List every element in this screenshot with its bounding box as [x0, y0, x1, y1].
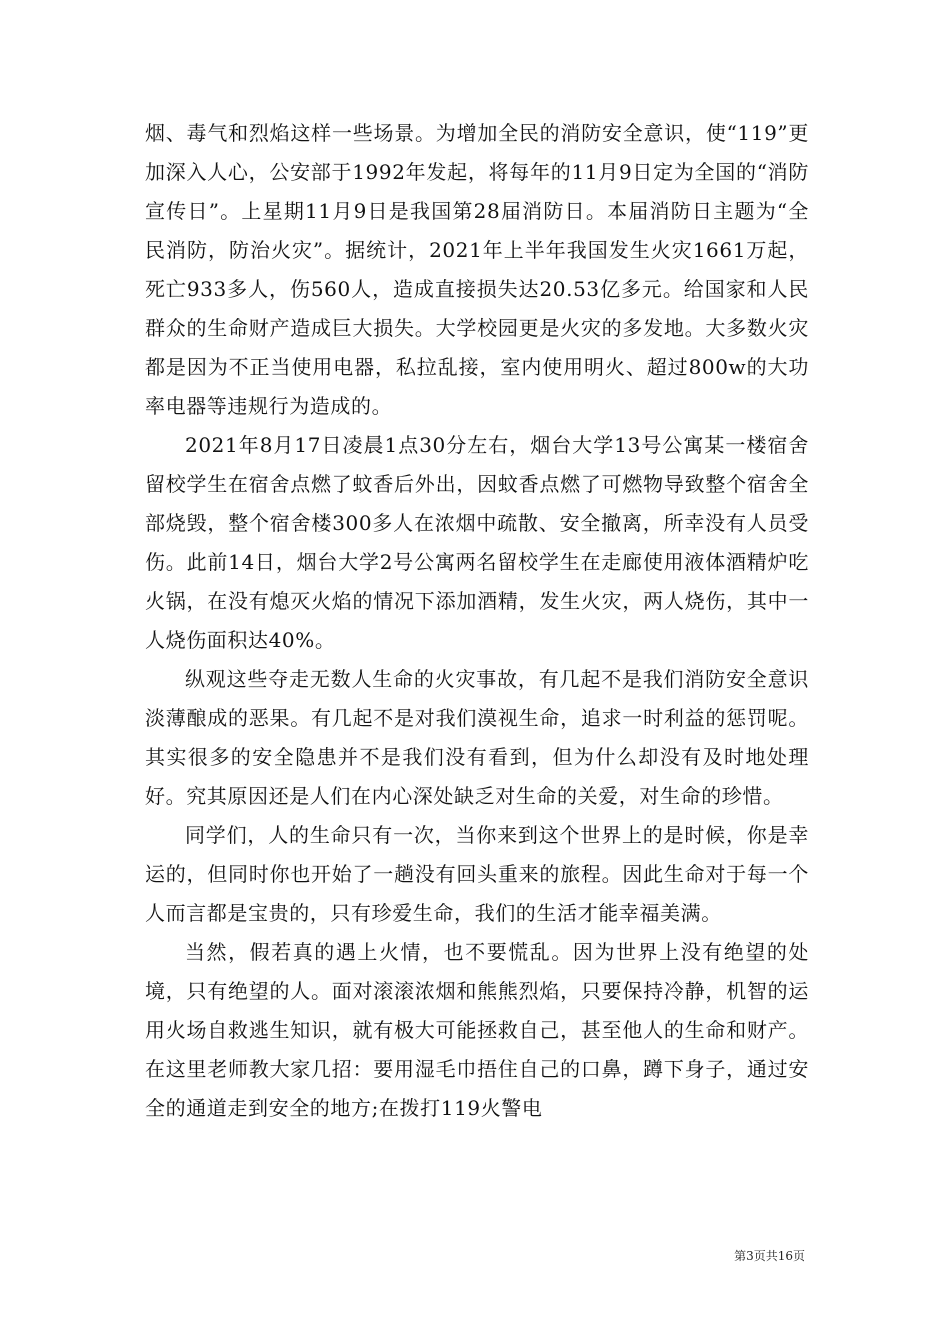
paragraph-cherish-life: 同学们，人的生命只有一次，当你来到这个世界上的是时候，你是幸运的，但同时你也开始了一趟没有回头重来的旅程。因此生命对于每一个人而言都是宝贵的，只有珍爱生命，我们的生活才能幸福美满。	[145, 823, 809, 925]
paragraph-escape-tips: 当然，假若真的遇上火情，也不要慌乱。因为世界上没有绝望的处境，只有绝望的人。面对滚滚浓烟和熊熊烈焰，只要保持冷静，机智的运用火场自救逃生知识，就有极大可能拯救自己，甚至他人的生命和财产。在这里老师教大家几招：要用湿毛巾捂住自己的口鼻，蹲下身子，通过安全的通道走到安全的地方;在拨打119火警电	[145, 940, 809, 1120]
page-number: 第3页共16页	[734, 1249, 805, 1263]
paragraph-yantai-fire: 2021年8月17日凌晨1点30分左右，烟台大学13号公寓某一楼宿舍留校学生在宿舍点燃了蚊香后外出，因蚊香点燃了可燃物导致整个宿舍全部烧毁，整个宿舍楼300多人在浓烟中疏散、安全撤离，所幸没有人员受伤。此前14日，烟台大学2号公寓两名留校学生在走廊使用液体酒精炉吃火锅，在没有熄灭火焰的情况下添加酒精，发生火灾，两人烧伤，其中一人烧伤面积达40%。	[145, 433, 809, 652]
body-text	[145, 114, 809, 1128]
paragraph-continuation: 烟、毒气和烈焰这样一些场景。为增加全民的消防安全意识，使“119”更加深入人心，公安部于1992年发起，将每年的11月9日定为全国的“消防宣传日”。上星期11月9日是我国第28届消防日。本届消防日主题为“全民消防，防治火灾”。据统计，2021年上半年我国发生火灾1661万起，死亡933多人，伤560人，造成直接损失达20.53亿多元。给国家和人民群众的生命财产造成巨大损失。大学校园更是火灾的多发地。大多数火灾都是因为不正当使用电器，私拉乱接，室内使用明火、超过800w的大功率电器等违规行为造成的。	[145, 121, 809, 418]
paragraph-safety-awareness: 纵观这些夺走无数人生命的火灾事故，有几起不是我们消防安全意识淡薄酿成的恶果。有几起不是对我们漠视生命，追求一时利益的惩罚呢。其实很多的安全隐患并不是我们没有看到，但为什么却没有及时地处理好。究其原因还是人们在内心深处缺乏对生命的关爱，对生命的珍惜。	[145, 667, 809, 808]
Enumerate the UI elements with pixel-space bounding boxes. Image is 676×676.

· · ·

WRITTEN INSTRUCTION: Rewrite every line of the material above as a Markdown table with the columns "No." for the row number and "Line" for the line itself, skipping blank lines. Leave the pictures out.

WRITTEN ANSWER:
| No. | Line |
|---|---|
| 1 | List every element in this screenshot with its bounding box as [x0, y0, x1, y1]. |
| 2 | paragraph-cherish-life: 同学们，人的生命只有一次，当你来到这个世界上的是时候，你是幸运的，但同时你也开始了一趟没有回头重来的旅程。因此生命对于每一个人而言都是宝贵的，只有珍爱生命，我们的生活才能幸福美满。	[145, 823, 809, 925] |
| 3 | paragraph-escape-tips: 当然，假若真的遇上火情，也不要慌乱。因为世界上没有绝望的处境，只有绝望的人。面对滚滚浓烟和熊熊烈焰，只要保持冷静，机智的运用火场自救逃生知识，就有极大可能拯救自己，甚至他人的生命和财产。在这里老师教大家几招：要用湿毛巾捂住自己的口鼻，蹲下身子，通过安全的通道走到安全的地方;在拨打119火警电	[145, 940, 809, 1120] |
| 4 | page-number: 第3页共16页	[734, 1249, 805, 1263] |
| 5 | paragraph-yantai-fire: 2021年8月17日凌晨1点30分左右，烟台大学13号公寓某一楼宿舍留校学生在宿舍点燃了蚊香后外出，因蚊香点燃了可燃物导致整个宿舍全部烧毁，整个宿舍楼300多人在浓烟中疏散、安全撤离，所幸没有人员受伤。此前14日，烟台大学2号公寓两名留校学生在走廊使用液体酒精炉吃火锅，在没有熄灭火焰的情况下添加酒精，发生火灾，两人烧伤，其中一人烧伤面积达40%。	[145, 433, 809, 652] |
| 6 | body-text	[145, 114, 809, 1128] |
| 7 | paragraph-continuation: 烟、毒气和烈焰这样一些场景。为增加全民的消防安全意识，使“119”更加深入人心，公安部于1992年发起，将每年的11月9日定为全国的“消防宣传日”。上星期11月9日是我国第28届消防日。本届消防日主题为“全民消防，防治火灾”。据统计，2021年上半年我国发生火灾1661万起，死亡933多人，伤560人，造成直接损失达20.53亿多元。给国家和人民群众的生命财产造成巨大损失。大学校园更是火灾的多发地。大多数火灾都是因为不正当使用电器，私拉乱接，室内使用明火、超过800w的大功率电器等违规行为造成的。	[145, 121, 809, 418] |
| 8 | paragraph-safety-awareness: 纵观这些夺走无数人生命的火灾事故，有几起不是我们消防安全意识淡薄酿成的恶果。有几起不是对我们漠视生命，追求一时利益的惩罚呢。其实很多的安全隐患并不是我们没有看到，但为什么却没有及时地处理好。究其原因还是人们在内心深处缺乏对生命的关爱，对生命的珍惜。	[145, 667, 809, 808] |
| 9 | Enumerate the UI elements with pixel-space bounding boxes. Image is 676×676. |